[WRITTEN INSTRUCTION]: Transcribe every record that appears below, exactly and in full.

[DATA ENTRIES]:
# # # #

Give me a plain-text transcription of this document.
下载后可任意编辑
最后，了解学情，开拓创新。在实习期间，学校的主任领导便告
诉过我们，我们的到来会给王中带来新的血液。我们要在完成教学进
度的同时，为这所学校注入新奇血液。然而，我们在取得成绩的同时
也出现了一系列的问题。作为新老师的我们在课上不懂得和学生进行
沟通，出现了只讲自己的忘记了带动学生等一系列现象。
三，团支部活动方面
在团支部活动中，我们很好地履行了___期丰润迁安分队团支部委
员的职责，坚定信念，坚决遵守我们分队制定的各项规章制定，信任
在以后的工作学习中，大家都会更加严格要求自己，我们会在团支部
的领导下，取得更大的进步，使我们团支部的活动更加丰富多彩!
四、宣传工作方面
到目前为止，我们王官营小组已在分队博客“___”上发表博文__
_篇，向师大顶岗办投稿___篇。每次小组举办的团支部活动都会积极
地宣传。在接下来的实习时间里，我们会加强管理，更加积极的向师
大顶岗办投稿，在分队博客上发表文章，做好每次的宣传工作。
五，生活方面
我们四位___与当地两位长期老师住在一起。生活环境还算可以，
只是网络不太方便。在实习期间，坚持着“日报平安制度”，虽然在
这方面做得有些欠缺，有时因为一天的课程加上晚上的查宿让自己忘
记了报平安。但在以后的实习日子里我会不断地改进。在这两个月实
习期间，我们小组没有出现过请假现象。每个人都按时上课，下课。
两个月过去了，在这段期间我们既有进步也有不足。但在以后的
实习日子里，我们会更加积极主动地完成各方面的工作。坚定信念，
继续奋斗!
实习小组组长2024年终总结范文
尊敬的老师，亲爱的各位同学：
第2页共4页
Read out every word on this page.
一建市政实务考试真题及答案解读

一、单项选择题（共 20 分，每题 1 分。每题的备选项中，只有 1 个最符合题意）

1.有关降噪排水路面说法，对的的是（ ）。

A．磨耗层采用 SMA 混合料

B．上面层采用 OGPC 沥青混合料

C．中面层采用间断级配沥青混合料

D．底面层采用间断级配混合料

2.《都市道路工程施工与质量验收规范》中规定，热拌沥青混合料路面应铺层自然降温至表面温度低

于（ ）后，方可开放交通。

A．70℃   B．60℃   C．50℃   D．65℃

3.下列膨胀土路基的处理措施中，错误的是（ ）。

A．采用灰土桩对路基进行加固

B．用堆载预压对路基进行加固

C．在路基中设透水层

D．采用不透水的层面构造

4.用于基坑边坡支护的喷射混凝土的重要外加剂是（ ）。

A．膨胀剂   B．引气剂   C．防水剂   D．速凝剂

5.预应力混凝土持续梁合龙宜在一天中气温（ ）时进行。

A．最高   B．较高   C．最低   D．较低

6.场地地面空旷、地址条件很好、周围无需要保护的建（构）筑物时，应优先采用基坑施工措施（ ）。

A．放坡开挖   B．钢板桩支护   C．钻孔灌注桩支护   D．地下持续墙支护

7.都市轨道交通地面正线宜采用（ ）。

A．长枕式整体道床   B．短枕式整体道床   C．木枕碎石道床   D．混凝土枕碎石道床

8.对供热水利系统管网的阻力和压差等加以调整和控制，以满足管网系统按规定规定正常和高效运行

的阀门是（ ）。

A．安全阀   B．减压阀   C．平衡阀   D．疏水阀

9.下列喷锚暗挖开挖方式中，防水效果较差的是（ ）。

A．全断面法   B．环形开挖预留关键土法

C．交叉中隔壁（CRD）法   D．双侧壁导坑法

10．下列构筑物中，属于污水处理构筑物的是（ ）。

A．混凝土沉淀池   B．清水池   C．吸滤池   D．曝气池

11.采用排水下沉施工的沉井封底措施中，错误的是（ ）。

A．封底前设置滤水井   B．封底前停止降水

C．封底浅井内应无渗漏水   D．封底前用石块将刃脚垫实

# # # #

[ANSWER IN FULL]:
Give me a plain-text transcription of this document.
下载后可任意编辑
最后，了解学情，开拓创新。在实习期间，学校的主任领导便告
诉过我们，我们的到来会给王中带来新的血液。我们要在完成教学进
度的同时，为这所学校注入新奇血液。然而，我们在取得成绩的同时
也出现了一系列的问题。作为新老师的我们在课上不懂得和学生进行
沟通，出现了只讲自己的忘记了带动学生等一系列现象。
三，团支部活动方面
在团支部活动中，我们很好地履行了___期丰润迁安分队团支部委
员的职责，坚定信念，坚决遵守我们分队制定的各项规章制定，信任
在以后的工作学习中，大家都会更加严格要求自己，我们会在团支部
的领导下，取得更大的进步，使我们团支部的活动更加丰富多彩!
四、宣传工作方面
到目前为止，我们王官营小组已在分队博客“___”上发表博文__
_篇，向师大顶岗办投稿___篇。每次小组举办的团支部活动都会积极
地宣传。在接下来的实习时间里，我们会加强管理，更加积极的向师
大顶岗办投稿，在分队博客上发表文章，做好每次的宣传工作。
五，生活方面
我们四位___与当地两位长期老师住在一起。生活环境还算可以，
只是网络不太方便。在实习期间，坚持着“日报平安制度”，虽然在
这方面做得有些欠缺，有时因为一天的课程加上晚上的查宿让自己忘
记了报平安。但在以后的实习日子里我会不断地改进。在这两个月实
习期间，我们小组没有出现过请假现象。每个人都按时上课，下课。
两个月过去了，在这段期间我们既有进步也有不足。但在以后的
实习日子里，我们会更加积极主动地完成各方面的工作。坚定信念，
继续奋斗!
实习小组组长2024年终总结范文
尊敬的老师，亲爱的各位同学：
第2页共4页
Read out every word on this page.
一建市政实务考试真题及答案解读

一、单项选择题（共 20 分，每题 1 分。每题的备选项中，只有 1 个最符合题意）

1.有关降噪排水路面说法，对的的是（ ）。

A．磨耗层采用 SMA 混合料

B．上面层采用 OGPC 沥青混合料

C．中面层采用间断级配沥青混合料

D．底面层采用间断级配混合料

2.《都市道路工程施工与质量验收规范》中规定，热拌沥青混合料路面应铺层自然降温至表面温度低

于（ ）后，方可开放交通。

A．70℃   B．60℃   C．50℃   D．65℃

3.下列膨胀土路基的处理措施中，错误的是（ ）。

A．采用灰土桩对路基进行加固

B．用堆载预压对路基进行加固

C．在路基中设透水层

D．采用不透水的层面构造

4.用于基坑边坡支护的喷射混凝土的重要外加剂是（ ）。

A．膨胀剂   B．引气剂   C．防水剂   D．速凝剂

5.预应力混凝土持续梁合龙宜在一天中气温（ ）时进行。

A．最高   B．较高   C．最低   D．较低

6.场地地面空旷、地址条件很好、周围无需要保护的建（构）筑物时，应优先采用基坑施工措施（ ）。

A．放坡开挖   B．钢板桩支护   C．钻孔灌注桩支护   D．地下持续墙支护

7.都市轨道交通地面正线宜采用（ ）。

A．长枕式整体道床   B．短枕式整体道床   C．木枕碎石道床   D．混凝土枕碎石道床

8.对供热水利系统管网的阻力和压差等加以调整和控制，以满足管网系统按规定规定正常和高效运行

的阀门是（ ）。

A．安全阀   B．减压阀   C．平衡阀   D．疏水阀

9.下列喷锚暗挖开挖方式中，防水效果较差的是（ ）。

A．全断面法   B．环形开挖预留关键土法

C．交叉中隔壁（CRD）法   D．双侧壁导坑法

10．下列构筑物中，属于污水处理构筑物的是（ ）。

A．混凝土沉淀池   B．清水池   C．吸滤池   D．曝气池

11.采用排水下沉施工的沉井封底措施中，错误的是（ ）。

A．封底前设置滤水井   B．封底前停止降水

C．封底浅井内应无渗漏水   D．封底前用石块将刃脚垫实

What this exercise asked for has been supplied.